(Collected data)
..............................

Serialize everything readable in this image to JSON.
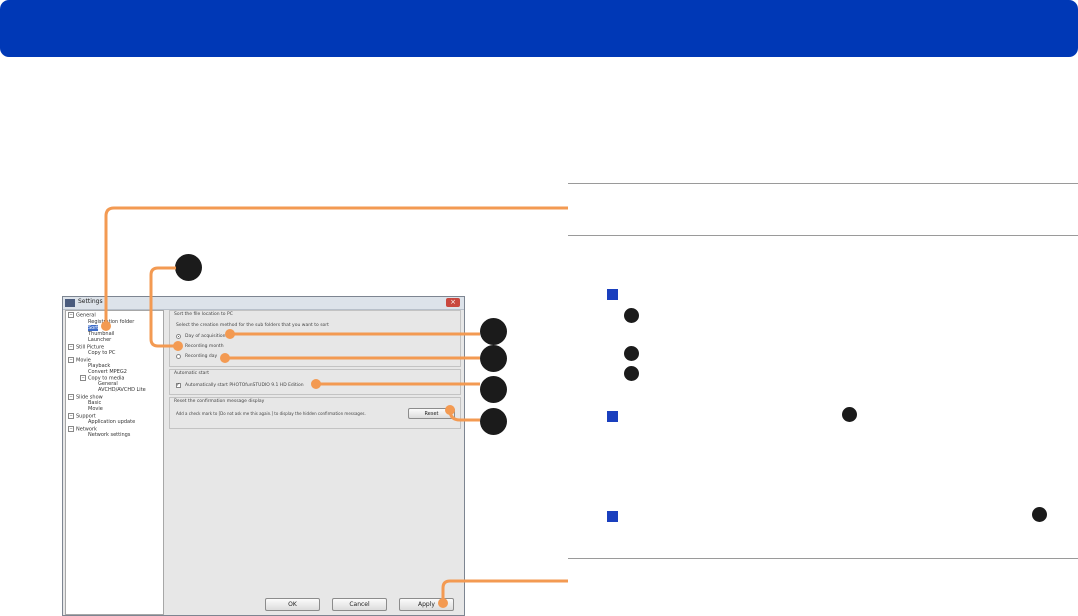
{
  "colors": {
    "header_blue": "#0038b6",
    "callout_orange": "#f39a52",
    "bullet_blue": "#1a3fbe"
  },
  "window": {
    "title": "Settings",
    "close_glyph": "×",
    "tree": [
      {
        "label": "General",
        "expander": "−"
      },
      {
        "label": "Registration folder"
      },
      {
        "label": "Sort",
        "selected": true
      },
      {
        "label": "Thumbnail"
      },
      {
        "label": "Launcher"
      },
      {
        "label": "Still Picture",
        "expander": "−"
      },
      {
        "label": "Copy to PC"
      },
      {
        "label": "Movie",
        "expander": "−"
      },
      {
        "label": "Playback"
      },
      {
        "label": "Convert MPEG2"
      },
      {
        "label": "Copy to media",
        "expander": "−"
      },
      {
        "label": "General"
      },
      {
        "label": "AVCHD/AVCHD Lite"
      },
      {
        "label": "Slide show",
        "expander": "−"
      },
      {
        "label": "Basic"
      },
      {
        "label": "Movie"
      },
      {
        "label": "Support",
        "expander": "−"
      },
      {
        "label": "Application update"
      },
      {
        "label": "Network",
        "expander": "−"
      },
      {
        "label": "Network settings"
      }
    ],
    "sort_group": {
      "title": "Sort the file location to PC",
      "description": "Select the creation method for the sub folders that you want to sort",
      "options": [
        "Day of acquisition",
        "Recording month",
        "Recording day"
      ],
      "selected_index": 0
    },
    "autostart_group": {
      "title": "Automatic start",
      "checkbox_label": "Automatically start PHOTOfunSTUDIO 9.1 HD Edition",
      "checkbox_glyph": "✓",
      "checked": true
    },
    "reset_group": {
      "title": "Reset the confirmation message display",
      "description": "Add a check mark to [Do not ask me this again.] to display the hidden confirmation messages.",
      "button": "Reset"
    },
    "buttons": {
      "ok": "OK",
      "cancel": "Cancel",
      "apply": "Apply"
    }
  }
}
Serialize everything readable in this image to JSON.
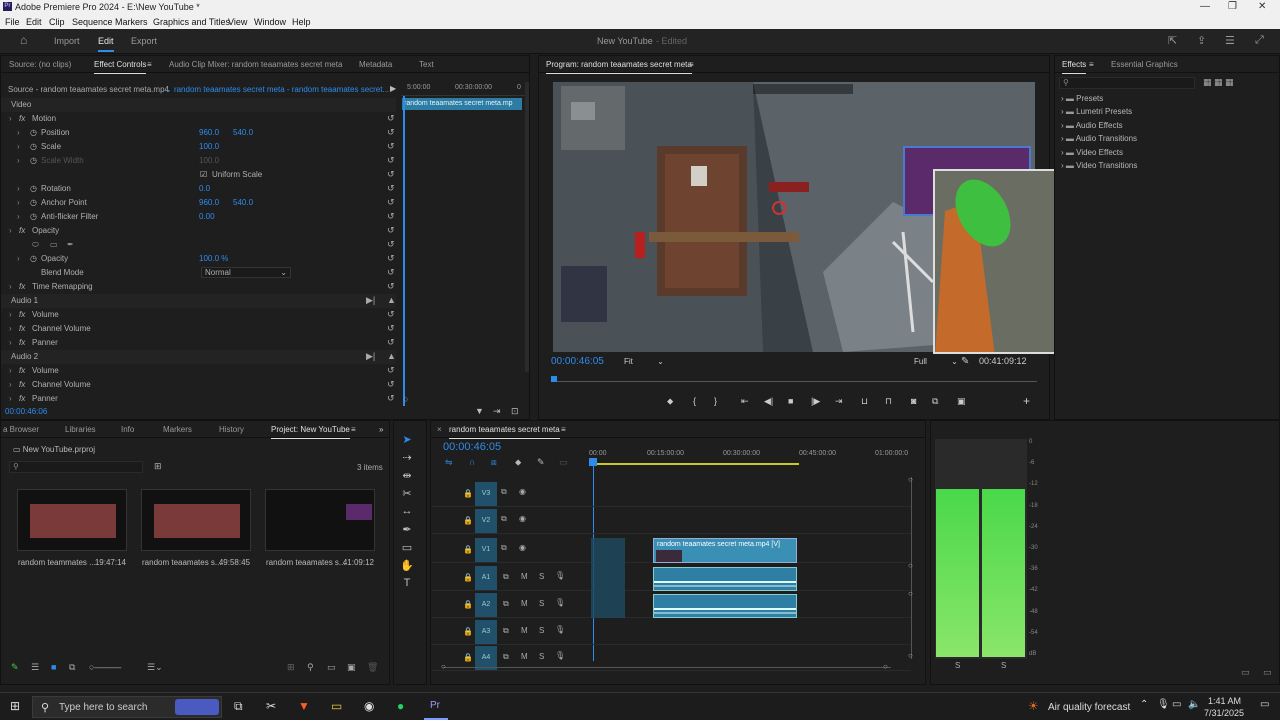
{
  "window": {
    "title": "Adobe Premiere Pro 2024 - E:\\New YouTube *",
    "logo": "Pr"
  },
  "menu": [
    "File",
    "Edit",
    "Clip",
    "Sequence",
    "Markers",
    "Graphics and Titles",
    "View",
    "Window",
    "Help"
  ],
  "workspace": {
    "tabs": [
      "Import",
      "Edit",
      "Export"
    ],
    "active": "Edit",
    "project_title": "New YouTube",
    "status": "- Edited"
  },
  "source_panel": {
    "tabs": [
      "Source: (no clips)",
      "Effect Controls",
      "Audio Clip Mixer: random teaamates secret meta",
      "Metadata",
      "Text"
    ],
    "source_line": "Source - random teaamates secret meta.mp4",
    "sequence_line": "random teaamates secret meta - random teaamates secret...",
    "mini_ruler": [
      "5:00:00",
      "00:30:00:00",
      "0"
    ],
    "mini_clip": "random teaamates secret meta.mp",
    "timecode": "00:00:46:06",
    "rows": [
      {
        "label": "Video",
        "kind": "sec"
      },
      {
        "label": "Motion",
        "kind": "fx"
      },
      {
        "label": "Position",
        "kind": "prop",
        "v1": "960.0",
        "v2": "540.0"
      },
      {
        "label": "Scale",
        "kind": "prop",
        "v1": "100.0"
      },
      {
        "label": "Scale Width",
        "kind": "dim",
        "v1": "100.0"
      },
      {
        "label": "Uniform Scale",
        "kind": "check"
      },
      {
        "label": "Rotation",
        "kind": "prop",
        "v1": "0.0"
      },
      {
        "label": "Anchor Point",
        "kind": "prop",
        "v1": "960.0",
        "v2": "540.0"
      },
      {
        "label": "Anti-flicker Filter",
        "kind": "prop",
        "v1": "0.00"
      },
      {
        "label": "Opacity",
        "kind": "fx"
      },
      {
        "label": "",
        "kind": "shapes"
      },
      {
        "label": "Opacity",
        "kind": "prop",
        "v1": "100.0 %"
      },
      {
        "label": "Blend Mode",
        "kind": "select",
        "v1": "Normal"
      },
      {
        "label": "Time Remapping",
        "kind": "fx"
      },
      {
        "label": "Audio 1",
        "kind": "sec"
      },
      {
        "label": "Volume",
        "kind": "fx"
      },
      {
        "label": "Channel Volume",
        "kind": "fx"
      },
      {
        "label": "Panner",
        "kind": "fx"
      },
      {
        "label": "Audio 2",
        "kind": "sec"
      },
      {
        "label": "Volume",
        "kind": "fx"
      },
      {
        "label": "Channel Volume",
        "kind": "fx"
      },
      {
        "label": "Panner",
        "kind": "fx"
      }
    ]
  },
  "program": {
    "title": "Program: random teaamates secret meta",
    "timecode": "00:00:46:05",
    "fit": "Fit",
    "quality": "Full",
    "duration": "00:41:09:12"
  },
  "effects": {
    "tabs": [
      "Effects",
      "Essential Graphics"
    ],
    "items": [
      "Presets",
      "Lumetri Presets",
      "Audio Effects",
      "Audio Transitions",
      "Video Effects",
      "Video Transitions"
    ]
  },
  "project": {
    "tabs": [
      "a Browser",
      "Libraries",
      "Info",
      "Markers",
      "History",
      "Project: New YouTube"
    ],
    "file": "New YouTube.prproj",
    "count": "3 items",
    "items": [
      {
        "name": "random teammates ...",
        "dur": "19:47:14"
      },
      {
        "name": "random teaamates s...",
        "dur": "49:58:45"
      },
      {
        "name": "random teaamates s...",
        "dur": "41:09:12"
      }
    ]
  },
  "timeline": {
    "title": "random teaamates secret meta",
    "timecode": "00:00:46:05",
    "ruler": [
      "00:00",
      "00:15:00:00",
      "00:30:00:00",
      "00:45:00:00",
      "01:00:00:0"
    ],
    "tracks": [
      "V3",
      "V2",
      "V1",
      "A1",
      "A2",
      "A3",
      "A4"
    ],
    "clip_label": "random teaamates secret meta.mp4 [V]"
  },
  "meter": {
    "scale": [
      "0",
      "-6",
      "-12",
      "-18",
      "-24",
      "-30",
      "-36",
      "-42",
      "-48",
      "-54",
      "dB"
    ],
    "solo": [
      "S",
      "S"
    ]
  },
  "taskbar": {
    "search": "Type here to search",
    "weather": "Air quality forecast",
    "time": "1:41 AM",
    "date": "7/31/2025"
  }
}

..............................

**Request:** With the pictures left out, transcribe the material exactly.

**The output:**
Serialize everything readable in this image to JSON.
{
  "colors": {
    "header_blue": "#0038b6",
    "callout_orange": "#f39a52",
    "bullet_blue": "#1a3fbe"
  },
  "window": {
    "title": "Settings",
    "close_glyph": "×",
    "tree": [
      {
        "label": "General",
        "expander": "−"
      },
      {
        "label": "Registration folder"
      },
      {
        "label": "Sort",
        "selected": true
      },
      {
        "label": "Thumbnail"
      },
      {
        "label": "Launcher"
      },
      {
        "label": "Still Picture",
        "expander": "−"
      },
      {
        "label": "Copy to PC"
      },
      {
        "label": "Movie",
        "expander": "−"
      },
      {
        "label": "Playback"
      },
      {
        "label": "Convert MPEG2"
      },
      {
        "label": "Copy to media",
        "expander": "−"
      },
      {
        "label": "General"
      },
      {
        "label": "AVCHD/AVCHD Lite"
      },
      {
        "label": "Slide show",
        "expander": "−"
      },
      {
        "label": "Basic"
      },
      {
        "label": "Movie"
      },
      {
        "label": "Support",
        "expander": "−"
      },
      {
        "label": "Application update"
      },
      {
        "label": "Network",
        "expander": "−"
      },
      {
        "label": "Network settings"
      }
    ],
    "sort_group": {
      "title": "Sort the file location to PC",
      "description": "Select the creation method for the sub folders that you want to sort",
      "options": [
        "Day of acquisition",
        "Recording month",
        "Recording day"
      ],
      "selected_index": 0
    },
    "autostart_group": {
      "title": "Automatic start",
      "checkbox_label": "Automatically start PHOTOfunSTUDIO 9.1 HD Edition",
      "checkbox_glyph": "✓",
      "checked": true
    },
    "reset_group": {
      "title": "Reset the confirmation message display",
      "description": "Add a check mark to [Do not ask me this again.] to display the hidden confirmation messages.",
      "button": "Reset"
    },
    "buttons": {
      "ok": "OK",
      "cancel": "Cancel",
      "apply": "Apply"
    }
  }
}
Serialize everything readable in this image to JSON.
{
  "window": {
    "title": "Adobe Premiere Pro 2024 - E:\\New YouTube *",
    "logo": "Pr"
  },
  "menu": [
    "File",
    "Edit",
    "Clip",
    "Sequence",
    "Markers",
    "Graphics and Titles",
    "View",
    "Window",
    "Help"
  ],
  "workspace": {
    "tabs": [
      "Import",
      "Edit",
      "Export"
    ],
    "active": "Edit",
    "project_title": "New YouTube",
    "status": "- Edited"
  },
  "source_panel": {
    "tabs": [
      "Source: (no clips)",
      "Effect Controls",
      "Audio Clip Mixer: random teaamates secret meta",
      "Metadata",
      "Text"
    ],
    "source_line": "Source - random teaamates secret meta.mp4",
    "sequence_line": "random teaamates secret meta - random teaamates secret...",
    "mini_ruler": [
      "5:00:00",
      "00:30:00:00",
      "0"
    ],
    "mini_clip": "random teaamates secret meta.mp",
    "timecode": "00:00:46:06",
    "rows": [
      {
        "label": "Video",
        "kind": "sec"
      },
      {
        "label": "Motion",
        "kind": "fx"
      },
      {
        "label": "Position",
        "kind": "prop",
        "v1": "960.0",
        "v2": "540.0"
      },
      {
        "label": "Scale",
        "kind": "prop",
        "v1": "100.0"
      },
      {
        "label": "Scale Width",
        "kind": "dim",
        "v1": "100.0"
      },
      {
        "label": "Uniform Scale",
        "kind": "check"
      },
      {
        "label": "Rotation",
        "kind": "prop",
        "v1": "0.0"
      },
      {
        "label": "Anchor Point",
        "kind": "prop",
        "v1": "960.0",
        "v2": "540.0"
      },
      {
        "label": "Anti-flicker Filter",
        "kind": "prop",
        "v1": "0.00"
      },
      {
        "label": "Opacity",
        "kind": "fx"
      },
      {
        "label": "",
        "kind": "shapes"
      },
      {
        "label": "Opacity",
        "kind": "prop",
        "v1": "100.0 %"
      },
      {
        "label": "Blend Mode",
        "kind": "select",
        "v1": "Normal"
      },
      {
        "label": "Time Remapping",
        "kind": "fx"
      },
      {
        "label": "Audio 1",
        "kind": "sec"
      },
      {
        "label": "Volume",
        "kind": "fx"
      },
      {
        "label": "Channel Volume",
        "kind": "fx"
      },
      {
        "label": "Panner",
        "kind": "fx"
      },
      {
        "label": "Audio 2",
        "kind": "sec"
      },
      {
        "label": "Volume",
        "kind": "fx"
      },
      {
        "label": "Channel Volume",
        "kind": "fx"
      },
      {
        "label": "Panner",
        "kind": "fx"
      }
    ]
  },
  "program": {
    "title": "Program: random teaamates secret meta",
    "timecode": "00:00:46:05",
    "fit": "Fit",
    "quality": "Full",
    "duration": "00:41:09:12"
  },
  "effects": {
    "tabs": [
      "Effects",
      "Essential Graphics"
    ],
    "items": [
      "Presets",
      "Lumetri Presets",
      "Audio Effects",
      "Audio Transitions",
      "Video Effects",
      "Video Transitions"
    ]
  },
  "project": {
    "tabs": [
      "a Browser",
      "Libraries",
      "Info",
      "Markers",
      "History",
      "Project: New YouTube"
    ],
    "file": "New YouTube.prproj",
    "count": "3 items",
    "items": [
      {
        "name": "random teammates ...",
        "dur": "19:47:14"
      },
      {
        "name": "random teaamates s...",
        "dur": "49:58:45"
      },
      {
        "name": "random teaamates s...",
        "dur": "41:09:12"
      }
    ]
  },
  "timeline": {
    "title": "random teaamates secret meta",
    "timecode": "00:00:46:05",
    "ruler": [
      "00:00",
      "00:15:00:00",
      "00:30:00:00",
      "00:45:00:00",
      "01:00:00:0"
    ],
    "tracks": [
      "V3",
      "V2",
      "V1",
      "A1",
      "A2",
      "A3",
      "A4"
    ],
    "clip_label": "random teaamates secret meta.mp4 [V]"
  },
  "meter": {
    "scale": [
      "0",
      "-6",
      "-12",
      "-18",
      "-24",
      "-30",
      "-36",
      "-42",
      "-48",
      "-54",
      "dB"
    ],
    "solo": [
      "S",
      "S"
    ]
  },
  "taskbar": {
    "search": "Type here to search",
    "weather": "Air quality forecast",
    "time": "1:41 AM",
    "date": "7/31/2025"
  }
}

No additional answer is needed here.